Find how many lines of the listing below include the word "道北アークス大雪アリーナ", then report the number by itself.
>>>>
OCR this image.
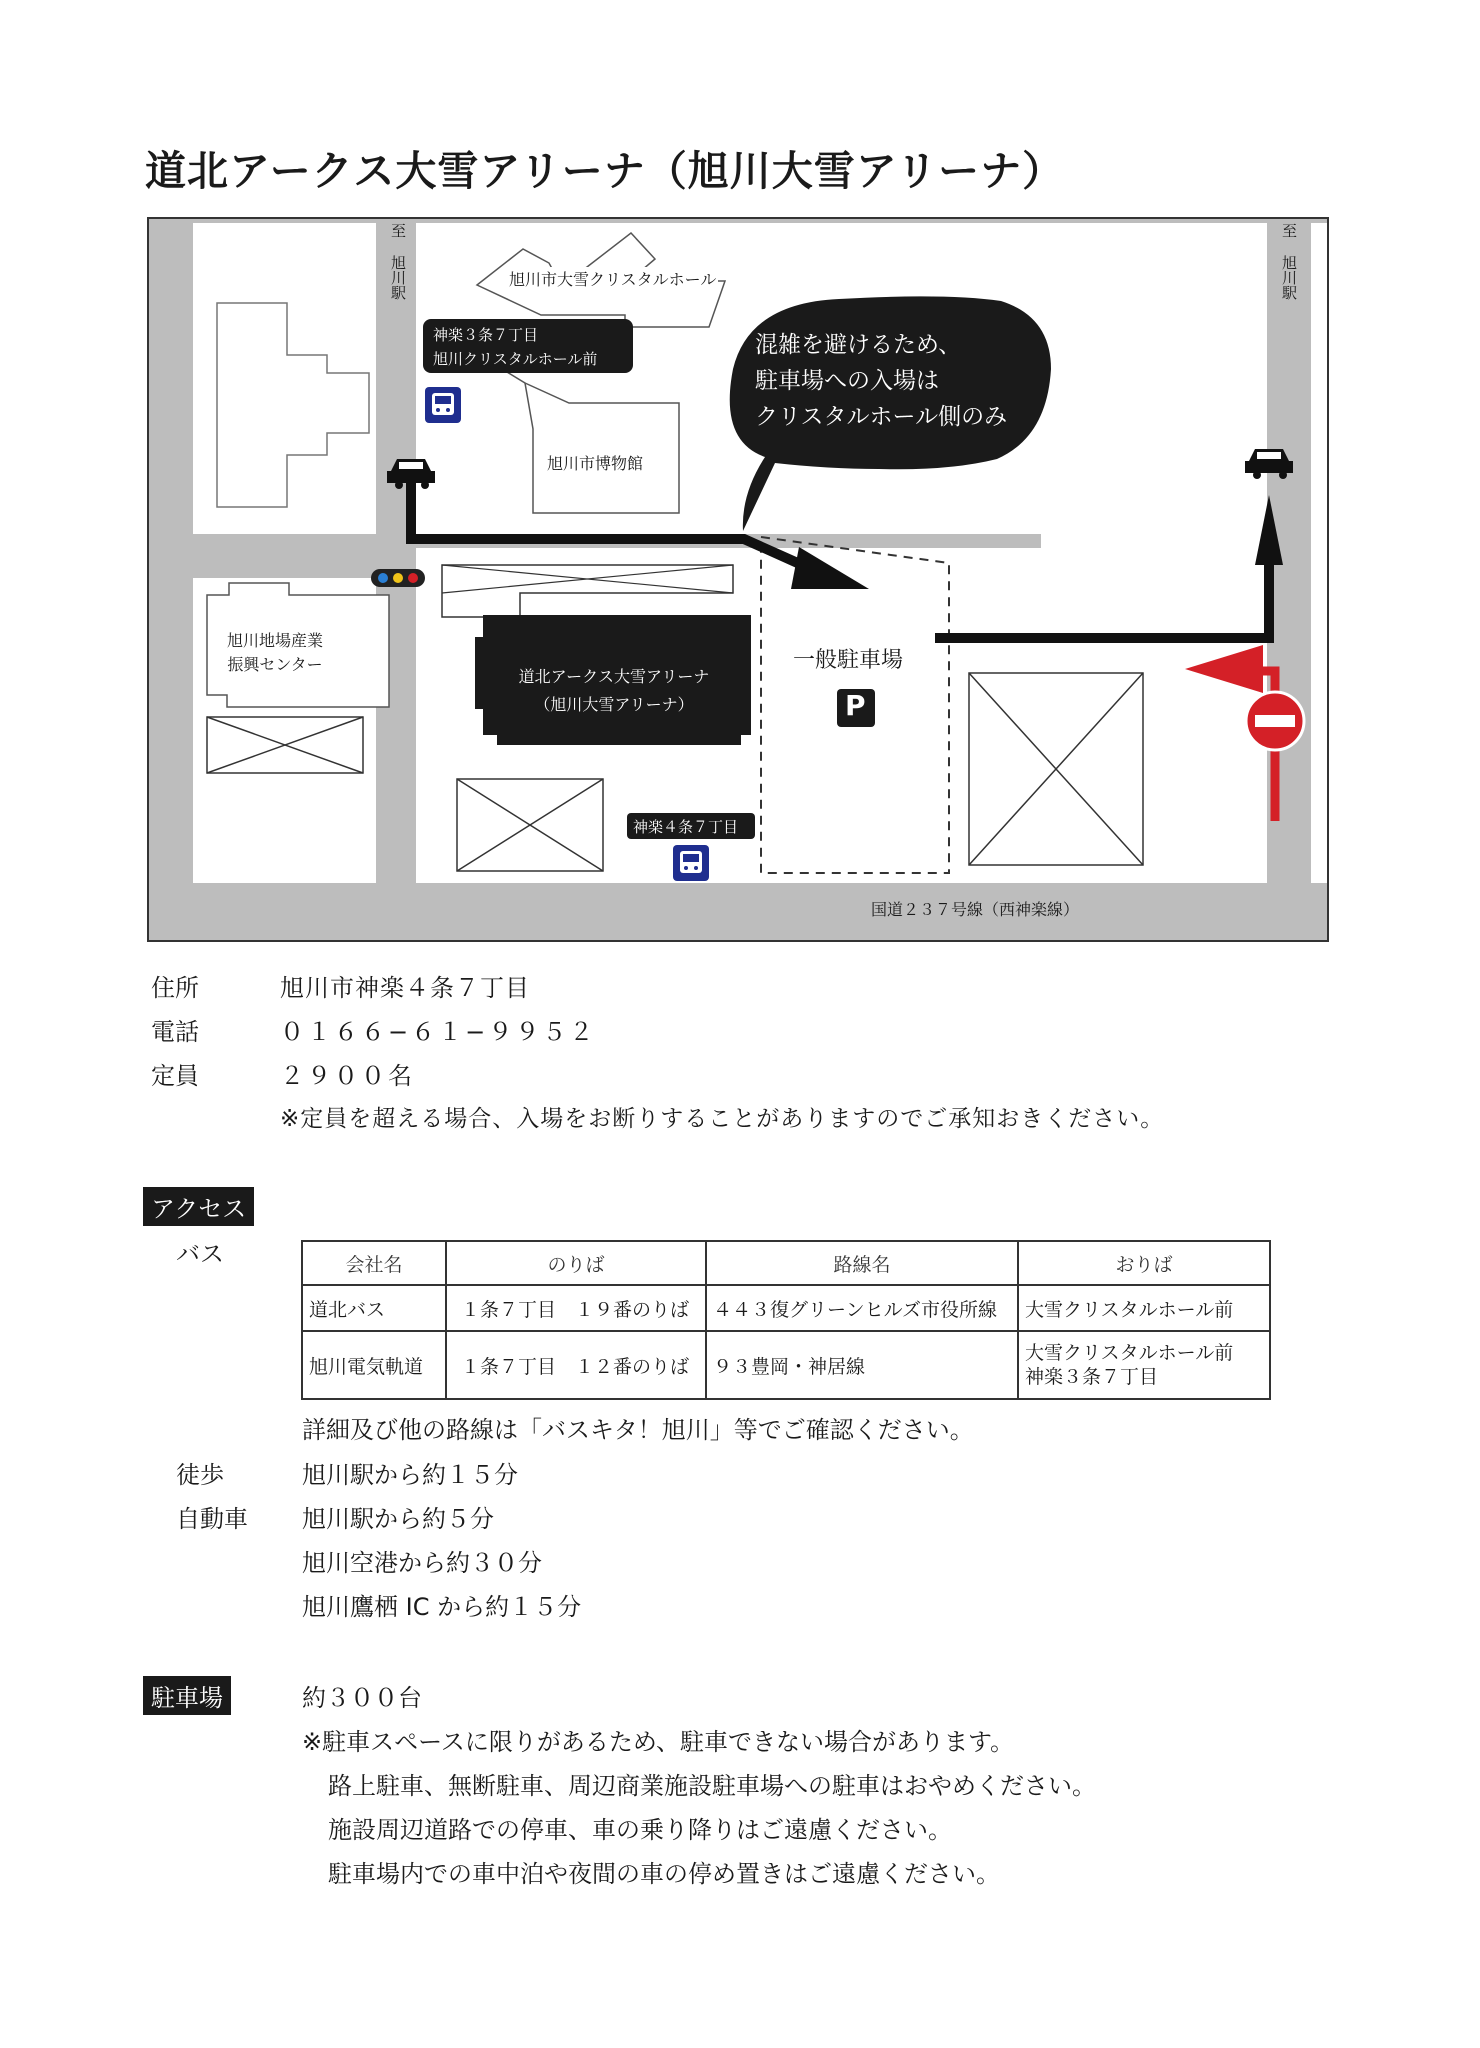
道北アークス大雪アリーナ（旭川大雪アリーナ）
至

旭川駅
至
旭川駅
旭川市大雪クリスタルホール
神楽３条７丁目
旭川クリスタルホール前
混雑を避けるため、
駐車場への入場は
クリスタルホール側のみ
旭川市博物館
旭川地場産業
振興センター
道北アークス大雪アリーナ
（旭川大雪アリーナ）
一般駐車場
P
神楽４条７丁目
国道２３７号線（西神楽線）
住所	旭川市神楽４条７丁目
電話	０１６６−６１−９９５２
定員	２９００名
※定員を超える場合、入場をお断りすることがありますのでご承知おきください。
アクセス
バス	会社名	のりば	路線名	おりば
道北バス	１条７丁目　１９番のりば	４４３復グリーンヒルズ市役所線	大雪クリスタルホール前
旭川電気軌道	１条７丁目　１２番のりば	９３豊岡・神居線	大雪クリスタルホール前
神楽３条７丁目
詳細及び他の路線は「バスキタ！旭川」等でご確認ください。
徒歩	旭川駅から約１５分
自動車 旭川駅から約５分
旭川空港から約３０分
旭川鷹栖 IC から約１５分
駐車場	約３００台
※駐車スペースに限りがあるため、駐車できない場合があります。
路上駐車、無断駐車、周辺商業施設駐車場への駐車はおやめください。
施設周辺道路での停車、車の乗り降りはご遠慮ください。
駐車場内での車中泊や夜間の車の停め置きはご遠慮ください。
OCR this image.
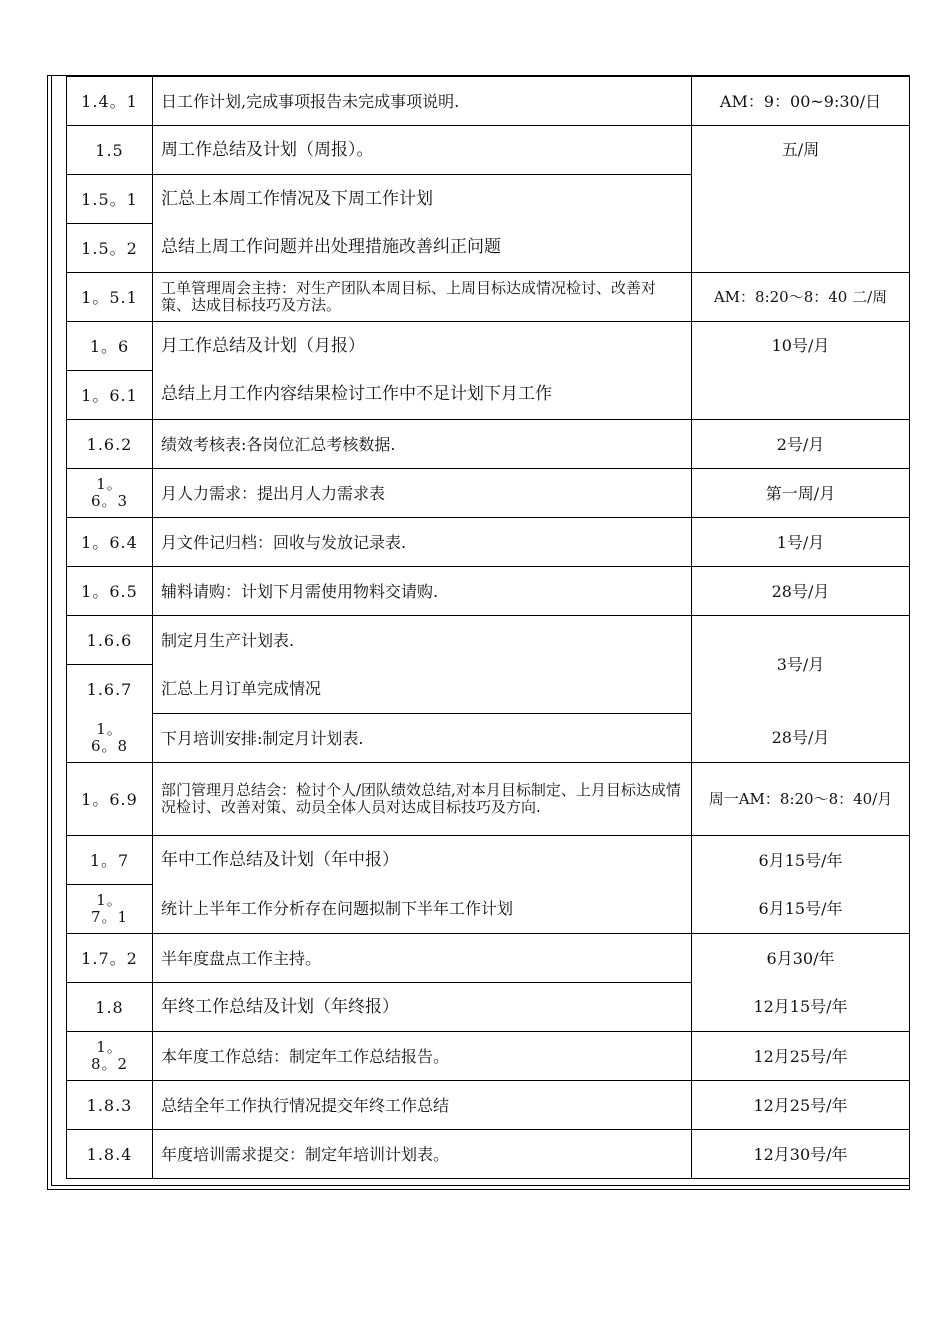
1.4。1	日工作计划,完成事项报告未完成事项说明.	AM：9：00~9:30/日
1.5	周工作总结及计划（周报）。	五/周
1.5。1	汇总上本周工作情况及下周工作计划	
1.5。2	总结上周工作问题并出处理措施改善纠正问题	
1。5.1	工单管理周会主持：对生产团队本周目标、上周目标达成情况检讨、改善对策、达成目标技巧及方法。	AM：8:20～8：40 二/周
1。6	月工作总结及计划（月报）	10号/月
1。6.1	总结上月工作内容结果检讨工作中不足计划下月工作	
1.6.2	绩效考核表:各岗位汇总考核数据.	2号/月
1。6。3	月人力需求：提出月人力需求表	第一周/月
1。6.4	月文件记归档：回收与发放记录表.	1号/月
1。6.5	辅料请购：计划下月需使用物料交请购.	28号/月
1.6.6	制定月生产计划表.	3号/月
1.6.7	汇总上月订单完成情况	
1。6。8	下月培训安排:制定月计划表.	28号/月
1。6.9	部门管理月总结会：检讨个人/团队绩效总结,对本月目标制定、上月目标达成情况检讨、改善对策、动员全体人员对达成目标技巧及方向.	周一AM：8:20～8：40/月
1。7	年中工作总结及计划（年中报）	6月15号/年
1。7。1	统计上半年工作分析存在问题拟制下半年工作计划	6月15号/年
1.7。2	半年度盘点工作主持。	6月30/年
1.8	年终工作总结及计划（年终报）	12月15号/年
1。8。2	本年度工作总结：制定年工作总结报告。	12月25号/年
1.8.3	总结全年工作执行情况提交年终工作总结	12月25号/年
1.8.4	年度培训需求提交：制定年培训计划表。	12月30号/年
<<<<
◆ Exercise output:
2